- _Your instructions_:
Reproduce the entire listing word for word.

- _Exercise input_:
[Begin]

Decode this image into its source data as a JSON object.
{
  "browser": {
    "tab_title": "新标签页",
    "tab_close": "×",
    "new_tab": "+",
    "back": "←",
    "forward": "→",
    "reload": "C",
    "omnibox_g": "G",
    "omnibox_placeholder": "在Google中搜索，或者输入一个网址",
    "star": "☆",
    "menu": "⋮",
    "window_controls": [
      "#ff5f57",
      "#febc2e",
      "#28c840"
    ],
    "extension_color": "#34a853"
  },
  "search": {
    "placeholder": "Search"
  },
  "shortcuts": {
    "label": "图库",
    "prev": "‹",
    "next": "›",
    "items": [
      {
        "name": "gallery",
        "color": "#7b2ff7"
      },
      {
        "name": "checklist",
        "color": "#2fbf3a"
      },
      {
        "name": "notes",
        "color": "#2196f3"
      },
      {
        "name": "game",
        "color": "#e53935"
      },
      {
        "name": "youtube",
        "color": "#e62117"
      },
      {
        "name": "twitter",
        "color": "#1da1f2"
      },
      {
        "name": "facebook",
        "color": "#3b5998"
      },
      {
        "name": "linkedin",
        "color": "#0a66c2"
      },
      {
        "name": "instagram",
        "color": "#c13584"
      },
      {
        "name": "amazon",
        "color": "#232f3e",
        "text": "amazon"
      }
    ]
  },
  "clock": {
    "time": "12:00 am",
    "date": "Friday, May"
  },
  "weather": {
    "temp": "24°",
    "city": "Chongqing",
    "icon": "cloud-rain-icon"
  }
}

[End]

- _Written answer_:
Decode this image into its source data as a JSON object.
{
  "browser": {
    "tab_title": "新标签页",
    "tab_close": "×",
    "new_tab": "+",
    "back": "←",
    "forward": "→",
    "reload": "C",
    "omnibox_g": "G",
    "omnibox_placeholder": "在Google中搜索，或者输入一个网址",
    "star": "☆",
    "menu": "⋮",
    "window_controls": [
      "#ff5f57",
      "#febc2e",
      "#28c840"
    ],
    "extension_color": "#34a853"
  },
  "search": {
    "placeholder": "Search"
  },
  "shortcuts": {
    "label": "图库",
    "prev": "‹",
    "next": "›",
    "items": [
      {
        "name": "gallery",
        "color": "#7b2ff7"
      },
      {
        "name": "checklist",
        "color": "#2fbf3a"
      },
      {
        "name": "notes",
        "color": "#2196f3"
      },
      {
        "name": "game",
        "color": "#e53935"
      },
      {
        "name": "youtube",
        "color": "#e62117"
      },
      {
        "name": "twitter",
        "color": "#1da1f2"
      },
      {
        "name": "facebook",
        "color": "#3b5998"
      },
      {
        "name": "linkedin",
        "color": "#0a66c2"
      },
      {
        "name": "instagram",
        "color": "#c13584"
      },
      {
        "name": "amazon",
        "color": "#232f3e",
        "text": "amazon"
      }
    ]
  },
  "clock": {
    "time": "12:00 am",
    "date": "Friday, May"
  },
  "weather": {
    "temp": "24°",
    "city": "Chongqing",
    "icon": "cloud-rain-icon"
  }
}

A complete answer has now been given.